--- DATA SUPPLIED ---

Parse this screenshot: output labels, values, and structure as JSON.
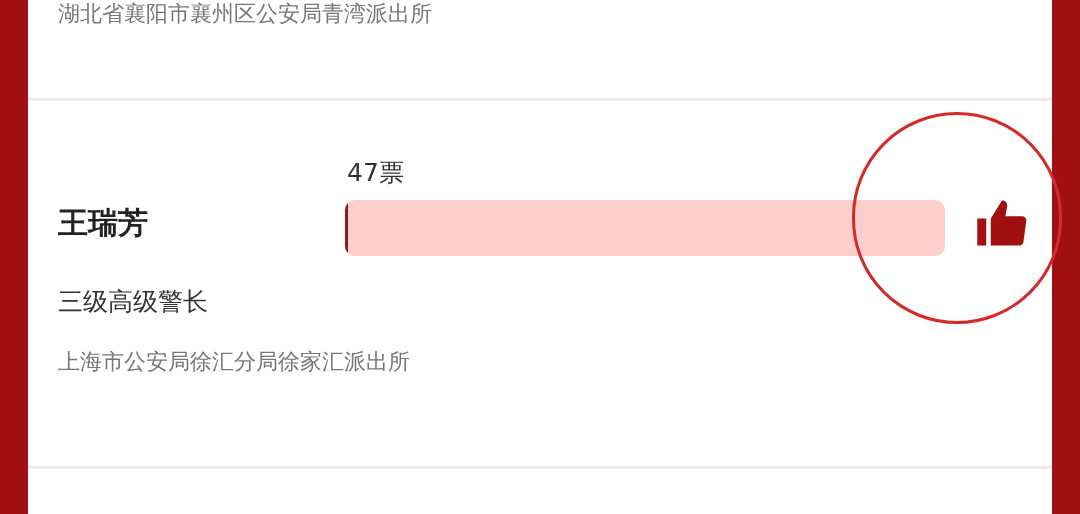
{
  "previous_entry": {
    "organization": "湖北省襄阳市襄州区公安局青湾派出所"
  },
  "candidate": {
    "name": "王瑞芳",
    "votes": "47票",
    "level": 0.005,
    "rank": "三级高级警长",
    "organization": "上海市公安局徐汇分局徐家汇派出所",
    "liked": true
  }
}
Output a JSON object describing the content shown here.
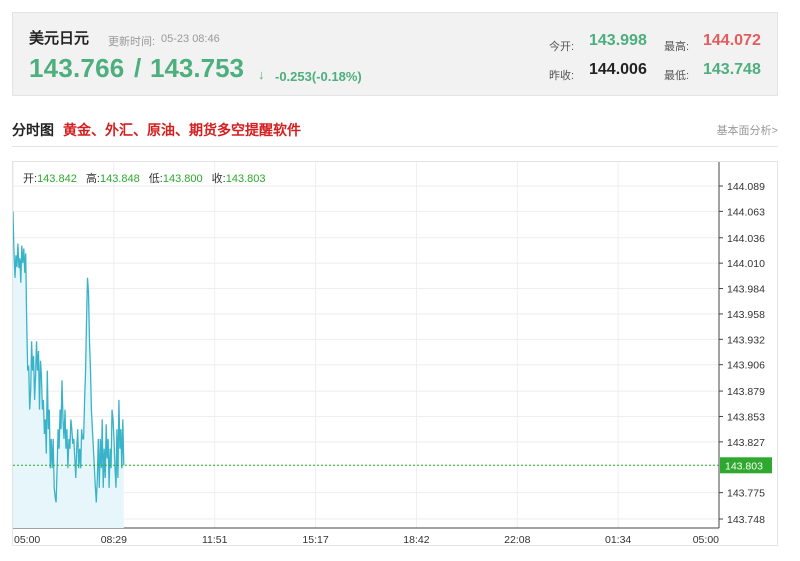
{
  "quote": {
    "name": "美元日元",
    "time_label": "更新时间:",
    "time": "05-23 08:46",
    "bid": "143.766",
    "slash": "/",
    "ask": "143.753",
    "arrow": "↓",
    "change": "-0.253(-0.18%)",
    "open_label": "今开:",
    "open": "143.998",
    "high_label": "最高:",
    "high": "144.072",
    "prev_close_label": "昨收:",
    "prev_close": "144.006",
    "low_label": "最低:",
    "low": "143.748"
  },
  "section": {
    "title": "分时图",
    "ad": "黄金、外汇、原油、期货多空提醒软件",
    "link": "基本面分析>"
  },
  "info_bar": {
    "open_label": "开:",
    "open": "143.842",
    "high_label": "高:",
    "high": "143.848",
    "low_label": "低:",
    "low": "143.800",
    "close_label": "收:",
    "close": "143.803"
  },
  "colors": {
    "line": "#39b3c9",
    "fill": "#e6f6fb",
    "last_price_line": "#2ea82e",
    "grid": "#eeeeee"
  },
  "chart_data": {
    "type": "line",
    "x_ticks": [
      "05:00",
      "08:29",
      "11:51",
      "15:17",
      "18:42",
      "22:08",
      "01:34",
      "05:00"
    ],
    "y_ticks": [
      "144.089",
      "144.063",
      "144.036",
      "144.010",
      "143.984",
      "143.958",
      "143.932",
      "143.906",
      "143.879",
      "143.853",
      "143.827",
      "143.803",
      "143.775",
      "143.748"
    ],
    "ylim": [
      143.748,
      144.089
    ],
    "x_range_minutes": [
      0,
      1440
    ],
    "last_price": 143.803,
    "last_price_label": "143.803",
    "series": [
      {
        "x": [
          0,
          2,
          4,
          6,
          8,
          10,
          12,
          14,
          16,
          18,
          20,
          22,
          24,
          26,
          28,
          30,
          32,
          34,
          36,
          38,
          40,
          42,
          44,
          46,
          48,
          50,
          52,
          54,
          56,
          58,
          60,
          62,
          64,
          66,
          68,
          70,
          72,
          74,
          76,
          78,
          80,
          82,
          84,
          86,
          88,
          90,
          92,
          94,
          96,
          98,
          100,
          102,
          104,
          106,
          108,
          110,
          112,
          114,
          116,
          118,
          120,
          122,
          124,
          126,
          128,
          130,
          132,
          134,
          136,
          138,
          140,
          142,
          144,
          146,
          148,
          150,
          152,
          154,
          156,
          158,
          160,
          162,
          164,
          166,
          168,
          170,
          172,
          174,
          176,
          178,
          180,
          182,
          184,
          186,
          188,
          190,
          192,
          194,
          196,
          198,
          200,
          202,
          204,
          206,
          208,
          210,
          212,
          214,
          216,
          218,
          220,
          222,
          224,
          226
        ],
        "y": [
          144.063,
          144.02,
          143.995,
          144.018,
          144.006,
          144.03,
          144.005,
          144.015,
          143.99,
          144.028,
          144.01,
          144.025,
          144.0,
          144.02,
          143.95,
          143.9,
          143.905,
          143.86,
          143.88,
          143.93,
          143.9,
          143.915,
          143.87,
          143.895,
          143.93,
          143.9,
          143.92,
          143.86,
          143.91,
          143.895,
          143.86,
          143.87,
          143.835,
          143.85,
          143.815,
          143.9,
          143.84,
          143.86,
          143.8,
          143.83,
          143.8,
          143.83,
          143.78,
          143.77,
          143.765,
          143.8,
          143.84,
          143.82,
          143.86,
          143.84,
          143.89,
          143.85,
          143.83,
          143.86,
          143.82,
          143.84,
          143.8,
          143.83,
          143.82,
          143.85,
          143.84,
          143.825,
          143.83,
          143.81,
          143.79,
          143.82,
          143.84,
          143.8,
          143.82,
          143.8,
          143.84,
          143.83,
          143.83,
          143.87,
          143.9,
          143.95,
          143.995,
          143.98,
          143.93,
          143.9,
          143.86,
          143.84,
          143.82,
          143.8,
          143.78,
          143.765,
          143.79,
          143.83,
          143.78,
          143.83,
          143.8,
          143.85,
          143.78,
          143.82,
          143.79,
          143.845,
          143.81,
          143.83,
          143.78,
          143.82,
          143.8,
          143.86,
          143.85,
          143.83,
          143.8,
          143.78,
          143.84,
          143.79,
          143.87,
          143.82,
          143.84,
          143.8,
          143.85,
          143.803
        ]
      }
    ]
  }
}
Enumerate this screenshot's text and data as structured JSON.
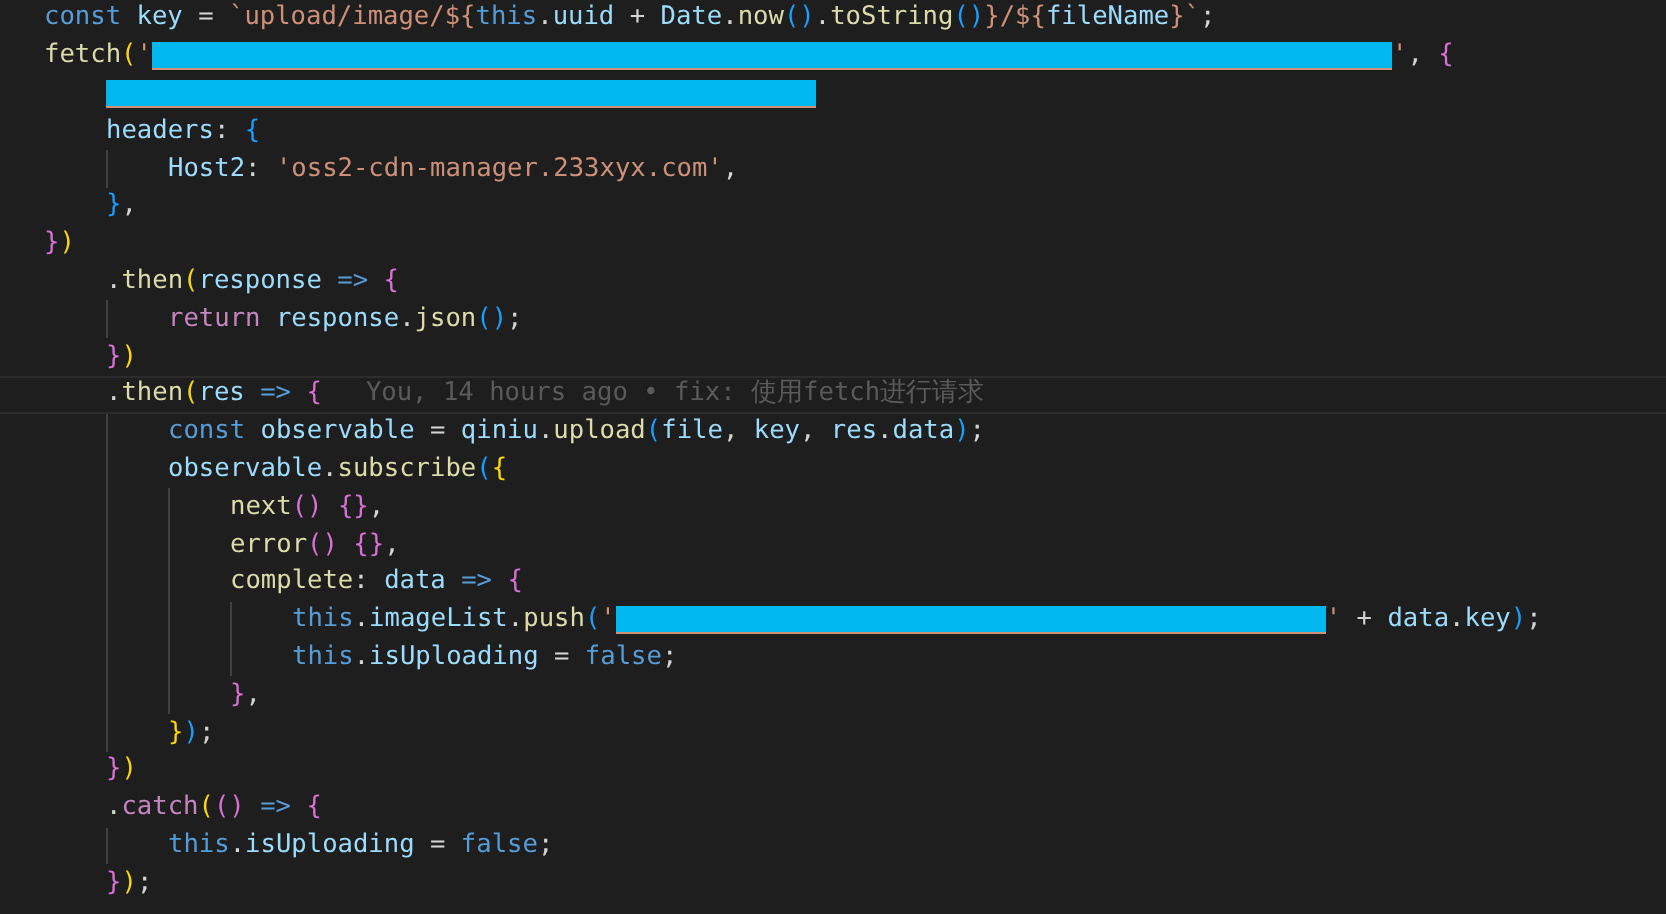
{
  "editor": {
    "lines": [
      {
        "current": false,
        "tokens": [
          {
            "kind": "kw",
            "text": "const "
          },
          {
            "kind": "var",
            "text": "key"
          },
          {
            "kind": "p",
            "text": " = "
          },
          {
            "kind": "str",
            "text": "`upload/image/${"
          },
          {
            "kind": "kw",
            "text": "this"
          },
          {
            "kind": "p",
            "text": "."
          },
          {
            "kind": "var",
            "text": "uuid"
          },
          {
            "kind": "p",
            "text": " + "
          },
          {
            "kind": "var",
            "text": "Date"
          },
          {
            "kind": "p",
            "text": "."
          },
          {
            "kind": "fn",
            "text": "now"
          },
          {
            "kind": "b3",
            "text": "()"
          },
          {
            "kind": "p",
            "text": "."
          },
          {
            "kind": "fn",
            "text": "toString"
          },
          {
            "kind": "b3",
            "text": "()"
          },
          {
            "kind": "str",
            "text": "}/${"
          },
          {
            "kind": "var",
            "text": "fileName"
          },
          {
            "kind": "str",
            "text": "}`"
          },
          {
            "kind": "p",
            "text": ";"
          }
        ]
      },
      {
        "current": false,
        "tokens": [
          {
            "kind": "fn",
            "text": "fetch"
          },
          {
            "kind": "b1",
            "text": "("
          },
          {
            "kind": "str",
            "text": "'"
          },
          {
            "kind": "redact"
          },
          {
            "kind": "str",
            "text": "'"
          },
          {
            "kind": "p",
            "text": ", "
          },
          {
            "kind": "b2",
            "text": "{"
          }
        ],
        "children": [
          {
            "current": false,
            "tokens": [
              {
                "kind": "redact"
              }
            ]
          },
          {
            "current": false,
            "tokens": [
              {
                "kind": "var",
                "text": "headers"
              },
              {
                "kind": "p",
                "text": ": "
              },
              {
                "kind": "b3",
                "text": "{"
              }
            ],
            "children": [
              {
                "current": false,
                "tokens": [
                  {
                    "kind": "var",
                    "text": "Host2"
                  },
                  {
                    "kind": "p",
                    "text": ": "
                  },
                  {
                    "kind": "str",
                    "text": "'oss2-cdn-manager.233xyx.com'"
                  },
                  {
                    "kind": "p",
                    "text": ","
                  }
                ]
              }
            ]
          },
          {
            "current": false,
            "tokens": [
              {
                "kind": "b3",
                "text": "}"
              },
              {
                "kind": "p",
                "text": ","
              }
            ]
          }
        ]
      },
      {
        "current": false,
        "tokens": [
          {
            "kind": "b2",
            "text": "}"
          },
          {
            "kind": "b1",
            "text": ")"
          }
        ],
        "children": [
          {
            "current": false,
            "tokens": [
              {
                "kind": "p",
                "text": "."
              },
              {
                "kind": "fn",
                "text": "then"
              },
              {
                "kind": "b1",
                "text": "("
              },
              {
                "kind": "var",
                "text": "response"
              },
              {
                "kind": "kw",
                "text": " => "
              },
              {
                "kind": "b2",
                "text": "{"
              }
            ],
            "children": [
              {
                "current": false,
                "tokens": [
                  {
                    "kind": "ctl",
                    "text": "return "
                  },
                  {
                    "kind": "var",
                    "text": "response"
                  },
                  {
                    "kind": "p",
                    "text": "."
                  },
                  {
                    "kind": "fn",
                    "text": "json"
                  },
                  {
                    "kind": "b3",
                    "text": "()"
                  },
                  {
                    "kind": "p",
                    "text": ";"
                  }
                ]
              }
            ]
          },
          {
            "current": false,
            "tokens": [
              {
                "kind": "b2",
                "text": "}"
              },
              {
                "kind": "b1",
                "text": ")"
              }
            ]
          },
          {
            "current": true,
            "tokens": [
              {
                "kind": "p",
                "text": "."
              },
              {
                "kind": "fn",
                "text": "then"
              },
              {
                "kind": "b1",
                "text": "("
              },
              {
                "kind": "var",
                "text": "res"
              },
              {
                "kind": "kw",
                "text": " => "
              },
              {
                "kind": "b2",
                "text": "{"
              },
              {
                "kind": "blame",
                "text": "You, 14 hours ago • fix: 使用fetch进行请求"
              }
            ],
            "children": [
              {
                "current": false,
                "tokens": [
                  {
                    "kind": "kw",
                    "text": "const "
                  },
                  {
                    "kind": "var",
                    "text": "observable"
                  },
                  {
                    "kind": "p",
                    "text": " = "
                  },
                  {
                    "kind": "var",
                    "text": "qiniu"
                  },
                  {
                    "kind": "p",
                    "text": "."
                  },
                  {
                    "kind": "fn",
                    "text": "upload"
                  },
                  {
                    "kind": "b3",
                    "text": "("
                  },
                  {
                    "kind": "var",
                    "text": "file"
                  },
                  {
                    "kind": "p",
                    "text": ", "
                  },
                  {
                    "kind": "var",
                    "text": "key"
                  },
                  {
                    "kind": "p",
                    "text": ", "
                  },
                  {
                    "kind": "var",
                    "text": "res"
                  },
                  {
                    "kind": "p",
                    "text": "."
                  },
                  {
                    "kind": "var",
                    "text": "data"
                  },
                  {
                    "kind": "b3",
                    "text": ")"
                  },
                  {
                    "kind": "p",
                    "text": ";"
                  }
                ]
              },
              {
                "current": false,
                "tokens": [
                  {
                    "kind": "var",
                    "text": "observable"
                  },
                  {
                    "kind": "p",
                    "text": "."
                  },
                  {
                    "kind": "fn",
                    "text": "subscribe"
                  },
                  {
                    "kind": "b3",
                    "text": "("
                  },
                  {
                    "kind": "b1",
                    "text": "{"
                  }
                ],
                "children": [
                  {
                    "current": false,
                    "tokens": [
                      {
                        "kind": "fn",
                        "text": "next"
                      },
                      {
                        "kind": "b2",
                        "text": "()"
                      },
                      {
                        "kind": "b2",
                        "text": " {}"
                      },
                      {
                        "kind": "p",
                        "text": ","
                      }
                    ]
                  },
                  {
                    "current": false,
                    "tokens": [
                      {
                        "kind": "fn",
                        "text": "error"
                      },
                      {
                        "kind": "b2",
                        "text": "()"
                      },
                      {
                        "kind": "b2",
                        "text": " {}"
                      },
                      {
                        "kind": "p",
                        "text": ","
                      }
                    ]
                  },
                  {
                    "current": false,
                    "tokens": [
                      {
                        "kind": "fn",
                        "text": "complete"
                      },
                      {
                        "kind": "p",
                        "text": ": "
                      },
                      {
                        "kind": "var",
                        "text": "data"
                      },
                      {
                        "kind": "kw",
                        "text": " => "
                      },
                      {
                        "kind": "b2",
                        "text": "{"
                      }
                    ],
                    "children": [
                      {
                        "current": false,
                        "tokens": [
                          {
                            "kind": "kw",
                            "text": "this"
                          },
                          {
                            "kind": "p",
                            "text": "."
                          },
                          {
                            "kind": "var",
                            "text": "imageList"
                          },
                          {
                            "kind": "p",
                            "text": "."
                          },
                          {
                            "kind": "fn",
                            "text": "push"
                          },
                          {
                            "kind": "b3",
                            "text": "("
                          },
                          {
                            "kind": "str",
                            "text": "'"
                          },
                          {
                            "kind": "redact"
                          },
                          {
                            "kind": "str",
                            "text": "'"
                          },
                          {
                            "kind": "p",
                            "text": " + "
                          },
                          {
                            "kind": "var",
                            "text": "data"
                          },
                          {
                            "kind": "p",
                            "text": "."
                          },
                          {
                            "kind": "var",
                            "text": "key"
                          },
                          {
                            "kind": "b3",
                            "text": ")"
                          },
                          {
                            "kind": "p",
                            "text": ";"
                          }
                        ]
                      },
                      {
                        "current": false,
                        "tokens": [
                          {
                            "kind": "kw",
                            "text": "this"
                          },
                          {
                            "kind": "p",
                            "text": "."
                          },
                          {
                            "kind": "var",
                            "text": "isUploading"
                          },
                          {
                            "kind": "p",
                            "text": " = "
                          },
                          {
                            "kind": "kw",
                            "text": "false"
                          },
                          {
                            "kind": "p",
                            "text": ";"
                          }
                        ]
                      }
                    ]
                  },
                  {
                    "current": false,
                    "tokens": [
                      {
                        "kind": "b2",
                        "text": "}"
                      },
                      {
                        "kind": "p",
                        "text": ","
                      }
                    ]
                  }
                ]
              },
              {
                "current": false,
                "tokens": [
                  {
                    "kind": "b1",
                    "text": "}"
                  },
                  {
                    "kind": "b3",
                    "text": ")"
                  },
                  {
                    "kind": "p",
                    "text": ";"
                  }
                ]
              }
            ]
          },
          {
            "current": false,
            "tokens": [
              {
                "kind": "b2",
                "text": "}"
              },
              {
                "kind": "b1",
                "text": ")"
              }
            ]
          },
          {
            "current": false,
            "tokens": [
              {
                "kind": "p",
                "text": "."
              },
              {
                "kind": "ctl",
                "text": "catch"
              },
              {
                "kind": "b1",
                "text": "("
              },
              {
                "kind": "b2",
                "text": "()"
              },
              {
                "kind": "kw",
                "text": " => "
              },
              {
                "kind": "b2",
                "text": "{"
              }
            ],
            "children": [
              {
                "current": false,
                "tokens": [
                  {
                    "kind": "kw",
                    "text": "this"
                  },
                  {
                    "kind": "p",
                    "text": "."
                  },
                  {
                    "kind": "var",
                    "text": "isUploading"
                  },
                  {
                    "kind": "p",
                    "text": " = "
                  },
                  {
                    "kind": "kw",
                    "text": "false"
                  },
                  {
                    "kind": "p",
                    "text": ";"
                  }
                ]
              }
            ]
          },
          {
            "current": false,
            "tokens": [
              {
                "kind": "b2",
                "text": "}"
              },
              {
                "kind": "b1",
                "text": ")"
              },
              {
                "kind": "p",
                "text": ";"
              }
            ]
          }
        ]
      }
    ]
  }
}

---

Extract all lines containing the word "screenshot".

Parse this screenshot: output labels, values, and structure as JSON.
Enumerate this screenshot's text and data as structured JSON.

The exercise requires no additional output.